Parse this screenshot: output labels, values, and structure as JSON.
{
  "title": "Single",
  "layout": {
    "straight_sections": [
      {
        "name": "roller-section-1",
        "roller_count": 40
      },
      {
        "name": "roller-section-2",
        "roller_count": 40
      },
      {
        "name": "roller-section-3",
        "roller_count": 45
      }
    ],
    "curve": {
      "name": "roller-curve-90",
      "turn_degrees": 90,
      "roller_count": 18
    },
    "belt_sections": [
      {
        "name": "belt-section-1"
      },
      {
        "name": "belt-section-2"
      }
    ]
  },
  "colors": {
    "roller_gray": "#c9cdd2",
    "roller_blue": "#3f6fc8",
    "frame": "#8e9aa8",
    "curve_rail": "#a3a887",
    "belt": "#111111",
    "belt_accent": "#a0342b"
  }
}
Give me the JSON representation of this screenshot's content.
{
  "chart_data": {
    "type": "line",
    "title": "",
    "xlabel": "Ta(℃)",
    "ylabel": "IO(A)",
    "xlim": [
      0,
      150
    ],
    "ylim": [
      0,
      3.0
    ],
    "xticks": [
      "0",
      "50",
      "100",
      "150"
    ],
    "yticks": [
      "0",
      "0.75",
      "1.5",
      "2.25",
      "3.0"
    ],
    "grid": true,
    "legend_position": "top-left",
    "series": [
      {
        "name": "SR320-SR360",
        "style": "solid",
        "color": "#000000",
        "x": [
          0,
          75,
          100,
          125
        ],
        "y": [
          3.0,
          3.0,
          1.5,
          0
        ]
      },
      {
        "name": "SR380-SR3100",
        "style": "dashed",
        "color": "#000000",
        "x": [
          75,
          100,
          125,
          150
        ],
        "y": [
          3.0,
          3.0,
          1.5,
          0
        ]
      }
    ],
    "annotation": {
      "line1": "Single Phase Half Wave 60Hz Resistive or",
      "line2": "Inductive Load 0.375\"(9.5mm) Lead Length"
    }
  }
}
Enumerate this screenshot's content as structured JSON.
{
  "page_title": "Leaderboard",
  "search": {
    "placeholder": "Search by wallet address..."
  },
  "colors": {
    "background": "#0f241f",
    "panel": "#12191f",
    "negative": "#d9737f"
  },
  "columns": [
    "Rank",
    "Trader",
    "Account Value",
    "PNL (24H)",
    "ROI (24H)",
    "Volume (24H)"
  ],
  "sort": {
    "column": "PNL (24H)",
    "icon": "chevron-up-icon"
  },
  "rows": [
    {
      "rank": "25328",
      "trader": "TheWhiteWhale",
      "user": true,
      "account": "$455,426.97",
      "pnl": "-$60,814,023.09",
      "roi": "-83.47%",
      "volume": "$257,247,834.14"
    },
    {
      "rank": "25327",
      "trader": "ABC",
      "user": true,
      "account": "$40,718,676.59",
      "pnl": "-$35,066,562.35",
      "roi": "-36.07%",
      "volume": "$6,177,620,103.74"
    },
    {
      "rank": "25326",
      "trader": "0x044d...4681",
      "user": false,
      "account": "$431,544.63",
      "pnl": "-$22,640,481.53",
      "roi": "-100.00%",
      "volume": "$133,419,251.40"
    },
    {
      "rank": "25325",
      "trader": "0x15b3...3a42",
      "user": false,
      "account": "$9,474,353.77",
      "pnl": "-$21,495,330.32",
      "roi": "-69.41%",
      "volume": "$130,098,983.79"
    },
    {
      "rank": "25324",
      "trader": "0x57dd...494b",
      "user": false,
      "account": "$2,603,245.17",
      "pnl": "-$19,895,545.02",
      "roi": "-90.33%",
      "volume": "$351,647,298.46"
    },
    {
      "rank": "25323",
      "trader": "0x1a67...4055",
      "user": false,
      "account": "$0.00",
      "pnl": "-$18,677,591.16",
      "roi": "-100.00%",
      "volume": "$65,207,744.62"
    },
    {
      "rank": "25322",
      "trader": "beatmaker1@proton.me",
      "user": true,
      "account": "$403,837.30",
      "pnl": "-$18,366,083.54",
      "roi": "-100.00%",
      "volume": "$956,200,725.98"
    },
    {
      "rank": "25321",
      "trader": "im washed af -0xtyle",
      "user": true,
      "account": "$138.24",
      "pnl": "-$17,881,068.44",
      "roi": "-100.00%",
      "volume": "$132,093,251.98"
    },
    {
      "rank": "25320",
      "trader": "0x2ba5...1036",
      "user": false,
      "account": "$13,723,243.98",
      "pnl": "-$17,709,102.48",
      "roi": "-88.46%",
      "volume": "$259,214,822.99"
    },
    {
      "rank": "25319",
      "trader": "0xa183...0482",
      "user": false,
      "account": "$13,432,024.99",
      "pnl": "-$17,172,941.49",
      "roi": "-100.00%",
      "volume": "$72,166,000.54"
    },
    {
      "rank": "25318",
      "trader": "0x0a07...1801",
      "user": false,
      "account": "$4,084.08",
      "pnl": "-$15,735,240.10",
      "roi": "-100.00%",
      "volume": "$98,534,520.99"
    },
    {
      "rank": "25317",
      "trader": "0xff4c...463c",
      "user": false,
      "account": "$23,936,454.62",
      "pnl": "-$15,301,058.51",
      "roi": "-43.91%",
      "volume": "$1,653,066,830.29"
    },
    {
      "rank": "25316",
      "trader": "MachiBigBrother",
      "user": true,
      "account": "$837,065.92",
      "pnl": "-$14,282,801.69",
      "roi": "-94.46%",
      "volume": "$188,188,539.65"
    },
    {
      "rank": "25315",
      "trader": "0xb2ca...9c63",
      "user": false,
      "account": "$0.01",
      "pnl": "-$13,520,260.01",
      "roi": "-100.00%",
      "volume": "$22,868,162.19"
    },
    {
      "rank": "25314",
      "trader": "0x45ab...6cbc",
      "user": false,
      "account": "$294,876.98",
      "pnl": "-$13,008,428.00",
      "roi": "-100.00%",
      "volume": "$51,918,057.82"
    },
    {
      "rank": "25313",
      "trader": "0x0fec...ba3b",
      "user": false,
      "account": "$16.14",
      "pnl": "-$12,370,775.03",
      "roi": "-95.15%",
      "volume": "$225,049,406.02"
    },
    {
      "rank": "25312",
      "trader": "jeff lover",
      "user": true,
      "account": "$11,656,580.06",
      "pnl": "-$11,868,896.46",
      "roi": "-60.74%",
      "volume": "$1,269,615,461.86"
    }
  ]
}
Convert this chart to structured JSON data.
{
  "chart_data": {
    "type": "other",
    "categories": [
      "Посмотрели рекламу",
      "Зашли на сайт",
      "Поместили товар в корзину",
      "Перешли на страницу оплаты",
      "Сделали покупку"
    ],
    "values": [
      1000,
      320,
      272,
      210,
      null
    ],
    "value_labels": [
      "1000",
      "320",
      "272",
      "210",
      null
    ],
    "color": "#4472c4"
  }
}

++++++

Instructions for the task: Looking at the data above, show all lines where the word "name" occurs.

Correct result:
        "name": "roller-section-1",
        "name": "roller-section-2",
        "name": "roller-section-3",
      "name": "roller-curve-90",
        "name": "belt-section-1"
        "name": "belt-section-2"
        "name": "SR320-SR360",
        "name": "SR380-SR3100",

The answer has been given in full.